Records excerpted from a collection

━━━━━━━━━━━━━━━━━━━━

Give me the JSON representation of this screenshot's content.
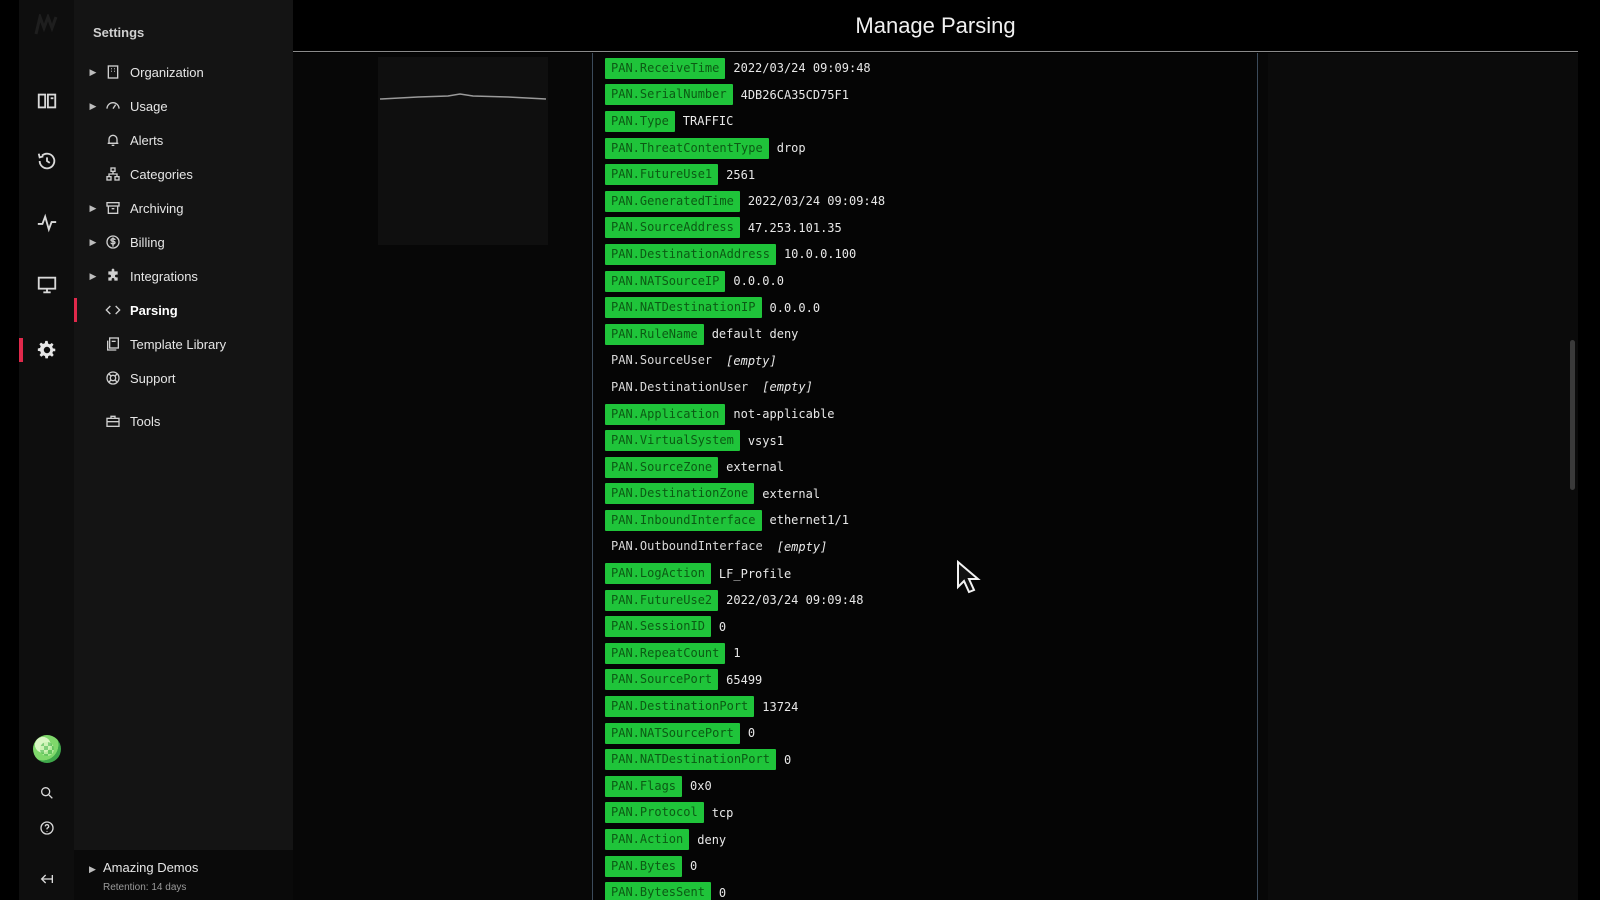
{
  "app": {
    "page_title": "Manage Parsing"
  },
  "rail": {
    "icons": [
      "logo-icon",
      "dashboards-icon",
      "history-icon",
      "pulse-icon",
      "monitor-icon",
      "gear-icon",
      "avatar",
      "search-icon",
      "help-icon",
      "collapse-icon"
    ],
    "active": "gear-icon",
    "accent_color": "#e0294b"
  },
  "settings": {
    "title": "Settings",
    "items": [
      {
        "label": "Organization",
        "icon": "building-icon",
        "expandable": true
      },
      {
        "label": "Usage",
        "icon": "gauge-icon",
        "expandable": true
      },
      {
        "label": "Alerts",
        "icon": "bell-icon",
        "expandable": false
      },
      {
        "label": "Categories",
        "icon": "hierarchy-icon",
        "expandable": false
      },
      {
        "label": "Archiving",
        "icon": "archive-icon",
        "expandable": true
      },
      {
        "label": "Billing",
        "icon": "dollar-icon",
        "expandable": true
      },
      {
        "label": "Integrations",
        "icon": "puzzle-icon",
        "expandable": true
      },
      {
        "label": "Parsing",
        "icon": "code-icon",
        "expandable": false,
        "active": true
      },
      {
        "label": "Template Library",
        "icon": "library-icon",
        "expandable": false
      },
      {
        "label": "Support",
        "icon": "lifebuoy-icon",
        "expandable": false
      },
      {
        "label": "Tools",
        "icon": "toolbox-icon",
        "expandable": false
      }
    ],
    "footer": {
      "title": "Amazing Demos",
      "subtitle": "Retention: 14 days"
    }
  },
  "fields": [
    {
      "key": "PAN.ReceiveTime",
      "value": "2022/03/24 09:09:48",
      "parsed": true
    },
    {
      "key": "PAN.SerialNumber",
      "value": "4DB26CA35CD75F1",
      "parsed": true
    },
    {
      "key": "PAN.Type",
      "value": "TRAFFIC",
      "parsed": true
    },
    {
      "key": "PAN.ThreatContentType",
      "value": "drop",
      "parsed": true
    },
    {
      "key": "PAN.FutureUse1",
      "value": "2561",
      "parsed": true
    },
    {
      "key": "PAN.GeneratedTime",
      "value": "2022/03/24 09:09:48",
      "parsed": true
    },
    {
      "key": "PAN.SourceAddress",
      "value": "47.253.101.35",
      "parsed": true
    },
    {
      "key": "PAN.DestinationAddress",
      "value": "10.0.0.100",
      "parsed": true
    },
    {
      "key": "PAN.NATSourceIP",
      "value": "0.0.0.0",
      "parsed": true
    },
    {
      "key": "PAN.NATDestinationIP",
      "value": "0.0.0.0",
      "parsed": true
    },
    {
      "key": "PAN.RuleName",
      "value": "default deny",
      "parsed": true
    },
    {
      "key": "PAN.SourceUser",
      "value": "[empty]",
      "parsed": false
    },
    {
      "key": "PAN.DestinationUser",
      "value": "[empty]",
      "parsed": false
    },
    {
      "key": "PAN.Application",
      "value": "not-applicable",
      "parsed": true
    },
    {
      "key": "PAN.VirtualSystem",
      "value": "vsys1",
      "parsed": true
    },
    {
      "key": "PAN.SourceZone",
      "value": "external",
      "parsed": true
    },
    {
      "key": "PAN.DestinationZone",
      "value": "external",
      "parsed": true
    },
    {
      "key": "PAN.InboundInterface",
      "value": "ethernet1/1",
      "parsed": true
    },
    {
      "key": "PAN.OutboundInterface",
      "value": "[empty]",
      "parsed": false
    },
    {
      "key": "PAN.LogAction",
      "value": "LF_Profile",
      "parsed": true
    },
    {
      "key": "PAN.FutureUse2",
      "value": "2022/03/24 09:09:48",
      "parsed": true
    },
    {
      "key": "PAN.SessionID",
      "value": "0",
      "parsed": true
    },
    {
      "key": "PAN.RepeatCount",
      "value": "1",
      "parsed": true
    },
    {
      "key": "PAN.SourcePort",
      "value": "65499",
      "parsed": true
    },
    {
      "key": "PAN.DestinationPort",
      "value": "13724",
      "parsed": true
    },
    {
      "key": "PAN.NATSourcePort",
      "value": "0",
      "parsed": true
    },
    {
      "key": "PAN.NATDestinationPort",
      "value": "0",
      "parsed": true
    },
    {
      "key": "PAN.Flags",
      "value": "0x0",
      "parsed": true
    },
    {
      "key": "PAN.Protocol",
      "value": "tcp",
      "parsed": true
    },
    {
      "key": "PAN.Action",
      "value": "deny",
      "parsed": true
    },
    {
      "key": "PAN.Bytes",
      "value": "0",
      "parsed": true
    },
    {
      "key": "PAN.BytesSent",
      "value": "0",
      "parsed": true
    }
  ],
  "colors": {
    "parsed_key_bg": "#1fc43a",
    "parsed_key_text": "#0c5a14"
  }
}
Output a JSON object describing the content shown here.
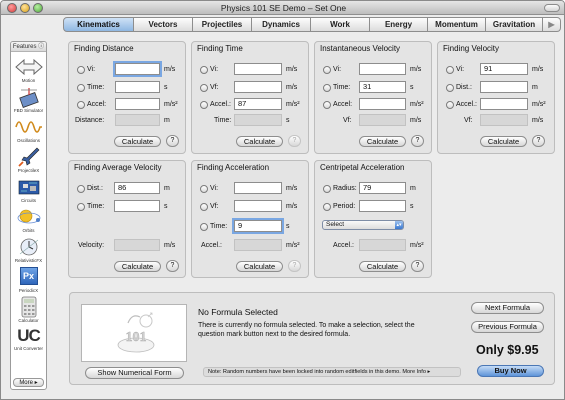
{
  "window": {
    "title": "Physics 101 SE Demo – Set One"
  },
  "tabs": [
    {
      "label": "Kinematics",
      "active": true
    },
    {
      "label": "Vectors"
    },
    {
      "label": "Projectiles"
    },
    {
      "label": "Dynamics"
    },
    {
      "label": "Work"
    },
    {
      "label": "Energy"
    },
    {
      "label": "Momentum"
    },
    {
      "label": "Gravitation"
    }
  ],
  "tab_scroll_glyph": "▶",
  "sidebar": {
    "header": "Features ⓘ",
    "items": [
      {
        "label": "Motion",
        "icon": "motion-arrows-icon"
      },
      {
        "label": "FBD Simulator",
        "icon": "fbd-simulator-icon"
      },
      {
        "label": "Oscillations",
        "icon": "oscillations-icon"
      },
      {
        "label": "ProjectileX",
        "icon": "rocket-icon"
      },
      {
        "label": "Circuits",
        "icon": "circuit-board-icon"
      },
      {
        "label": "Orbits",
        "icon": "orbits-icon"
      },
      {
        "label": "RelativisticFX",
        "icon": "relativistic-icon"
      },
      {
        "label": "PeriodicX",
        "icon": "periodic-icon",
        "badge": "Px"
      },
      {
        "label": "Calculator",
        "icon": "calculator-icon"
      },
      {
        "label": "Unit Converter",
        "icon": "unit-converter-icon",
        "badge": "UC"
      }
    ],
    "more": "More ▸"
  },
  "panels": {
    "finding_distance": {
      "title": "Finding Distance",
      "vi": {
        "label": "Vi:",
        "value": "",
        "unit": "m/s"
      },
      "time": {
        "label": "Time:",
        "value": "",
        "unit": "s"
      },
      "accel": {
        "label": "Accel:",
        "value": "",
        "unit": "m/s²"
      },
      "result": {
        "label": "Distance:",
        "value": "",
        "unit": "m"
      },
      "calculate": "Calculate",
      "help": "?"
    },
    "finding_time": {
      "title": "Finding Time",
      "vi": {
        "label": "Vi:",
        "value": "",
        "unit": "m/s"
      },
      "vf": {
        "label": "Vf:",
        "value": "",
        "unit": "m/s"
      },
      "accel": {
        "label": "Accel.:",
        "value": "87",
        "unit": "m/s²"
      },
      "result": {
        "label": "Time:",
        "value": "",
        "unit": "s"
      },
      "calculate": "Calculate",
      "help": "?"
    },
    "instantaneous_velocity": {
      "title": "Instantaneous Velocity",
      "vi": {
        "label": "Vi:",
        "value": "",
        "unit": "m/s"
      },
      "time": {
        "label": "Time:",
        "value": "31",
        "unit": "s"
      },
      "accel": {
        "label": "Accel:",
        "value": "",
        "unit": "m/s²"
      },
      "result": {
        "label": "Vf:",
        "value": "",
        "unit": "m/s"
      },
      "calculate": "Calculate",
      "help": "?"
    },
    "finding_velocity": {
      "title": "Finding Velocity",
      "vi": {
        "label": "Vi:",
        "value": "91",
        "unit": "m/s"
      },
      "dist": {
        "label": "Dist.:",
        "value": "",
        "unit": "m"
      },
      "accel": {
        "label": "Accel.:",
        "value": "",
        "unit": "m/s²"
      },
      "result": {
        "label": "Vf:",
        "value": "",
        "unit": "m/s"
      },
      "calculate": "Calculate",
      "help": "?"
    },
    "finding_average_velocity": {
      "title": "Finding Average Velocity",
      "dist": {
        "label": "Dist.:",
        "value": "86",
        "unit": "m"
      },
      "time": {
        "label": "Time:",
        "value": "",
        "unit": "s"
      },
      "result": {
        "label": "Velocity:",
        "value": "",
        "unit": "m/s"
      },
      "calculate": "Calculate",
      "help": "?"
    },
    "finding_acceleration": {
      "title": "Finding Acceleration",
      "vi": {
        "label": "Vi:",
        "value": "",
        "unit": "m/s"
      },
      "vf": {
        "label": "Vf:",
        "value": "",
        "unit": "m/s"
      },
      "time": {
        "label": "Time:",
        "value": "9",
        "unit": "s"
      },
      "result": {
        "label": "Accel.:",
        "value": "",
        "unit": "m/s²"
      },
      "calculate": "Calculate",
      "help": "?"
    },
    "centripetal_acceleration": {
      "title": "Centripetal Acceleration",
      "radius": {
        "label": "Radius:",
        "value": "79",
        "unit": "m"
      },
      "period": {
        "label": "Period:",
        "value": "",
        "unit": "s"
      },
      "select": {
        "value": "Select"
      },
      "result": {
        "label": "Accel.:",
        "value": "",
        "unit": "m/s²"
      },
      "calculate": "Calculate",
      "help": "?"
    }
  },
  "bottom": {
    "logo_text": "101",
    "formula_title": "No Formula Selected",
    "formula_desc": "There is currently no formula selected. To make a selection, select the question mark button next to the desired formula.",
    "show_numerical": "Show Numerical Form",
    "note": "Note: Random numbers have been locked into random editfields in this demo. More Info ▸",
    "next_formula": "Next Formula",
    "previous_formula": "Previous Formula",
    "price": "Only $9.95",
    "buy_now": "Buy Now"
  },
  "colors": {
    "accent": "#6a9fe0",
    "panel_bg": "#e4e4e4",
    "window_bg": "#ececec"
  }
}
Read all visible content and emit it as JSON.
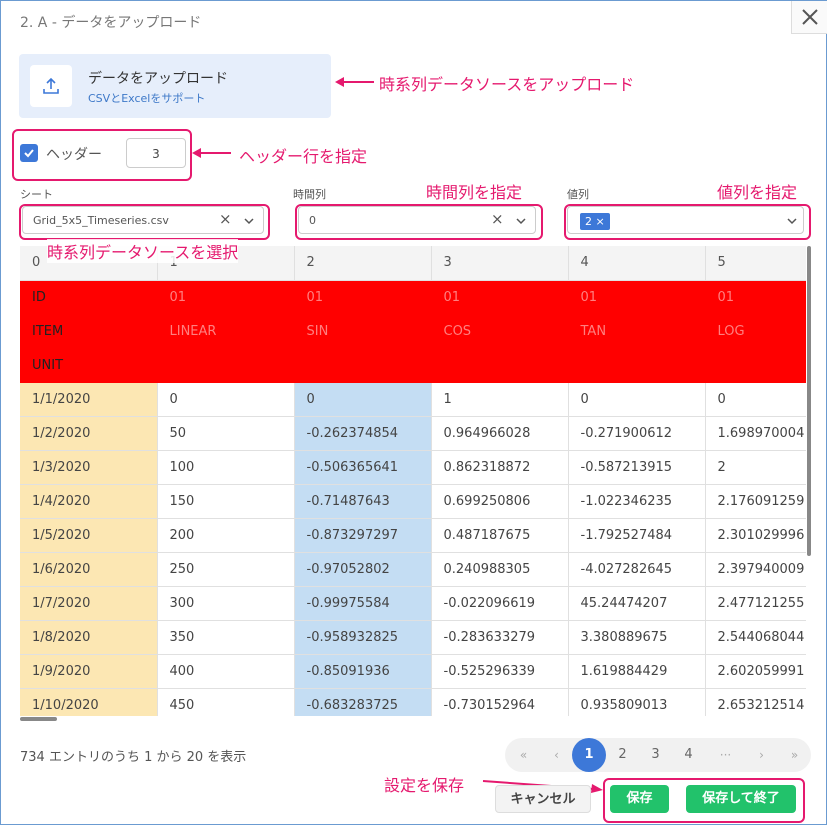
{
  "window": {
    "title": "2. A - データをアップロード"
  },
  "upload": {
    "title": "データをアップロード",
    "subtitle": "CSVとExcelをサポート"
  },
  "header_option": {
    "label": "ヘッダー",
    "value": "3"
  },
  "sheet": {
    "label": "シート",
    "value": "Grid_5x5_Timeseries.csv"
  },
  "time_column": {
    "label": "時間列",
    "value": "0"
  },
  "value_column": {
    "label": "値列",
    "tag": "2"
  },
  "annotations": {
    "upload": "時系列データソースをアップロード",
    "header": "ヘッダー行を指定",
    "time": "時間列を指定",
    "value": "値列を指定",
    "source": "時系列データソースを選択",
    "save": "設定を保存"
  },
  "table": {
    "columns": [
      "0",
      "1",
      "2",
      "3",
      "4",
      "5"
    ],
    "header_rows": [
      [
        "ID",
        "01",
        "01",
        "01",
        "01",
        "01"
      ],
      [
        "ITEM",
        "LINEAR",
        "SIN",
        "COS",
        "TAN",
        "LOG"
      ],
      [
        "UNIT",
        "",
        "",
        "",
        "",
        ""
      ]
    ],
    "rows": [
      [
        "1/1/2020",
        "0",
        "0",
        "1",
        "0",
        "0"
      ],
      [
        "1/2/2020",
        "50",
        "-0.262374854",
        "0.964966028",
        "-0.271900612",
        "1.698970004"
      ],
      [
        "1/3/2020",
        "100",
        "-0.506365641",
        "0.862318872",
        "-0.587213915",
        "2"
      ],
      [
        "1/4/2020",
        "150",
        "-0.71487643",
        "0.699250806",
        "-1.022346235",
        "2.176091259"
      ],
      [
        "1/5/2020",
        "200",
        "-0.873297297",
        "0.487187675",
        "-1.792527484",
        "2.301029996"
      ],
      [
        "1/6/2020",
        "250",
        "-0.97052802",
        "0.240988305",
        "-4.027282645",
        "2.397940009"
      ],
      [
        "1/7/2020",
        "300",
        "-0.99975584",
        "-0.022096619",
        "45.24474207",
        "2.477121255"
      ],
      [
        "1/8/2020",
        "350",
        "-0.958932825",
        "-0.283633279",
        "3.380889675",
        "2.544068044"
      ],
      [
        "1/9/2020",
        "400",
        "-0.85091936",
        "-0.525296339",
        "1.619884429",
        "2.602059991"
      ],
      [
        "1/10/2020",
        "450",
        "-0.683283725",
        "-0.730152964",
        "0.935809013",
        "2.653212514"
      ]
    ]
  },
  "footer": {
    "entries": "734 エントリのうち 1 から 20 を表示"
  },
  "pagination": {
    "first": "«",
    "prev": "‹",
    "pages": [
      "1",
      "2",
      "3",
      "4"
    ],
    "ellipsis": "···",
    "next": "›",
    "last": "»",
    "active": "1"
  },
  "buttons": {
    "cancel": "キャンセル",
    "save": "保存",
    "save_close": "保存して終了"
  },
  "colors": {
    "accent": "#3d78d8",
    "annotation": "#e5196e",
    "header_row": "#ff0000",
    "time_col": "#fce7b3",
    "value_col": "#c4ddf3",
    "save": "#22c26b"
  }
}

━━━━━━━━━━━━━━━━━━━━

> **Written problem**
Filter the records above for "More" and copy every matching line.

> **Answer**
    "more": "More ▸"
    "note": "Note: Random numbers have been locked into random editfields in this demo. More Info ▸",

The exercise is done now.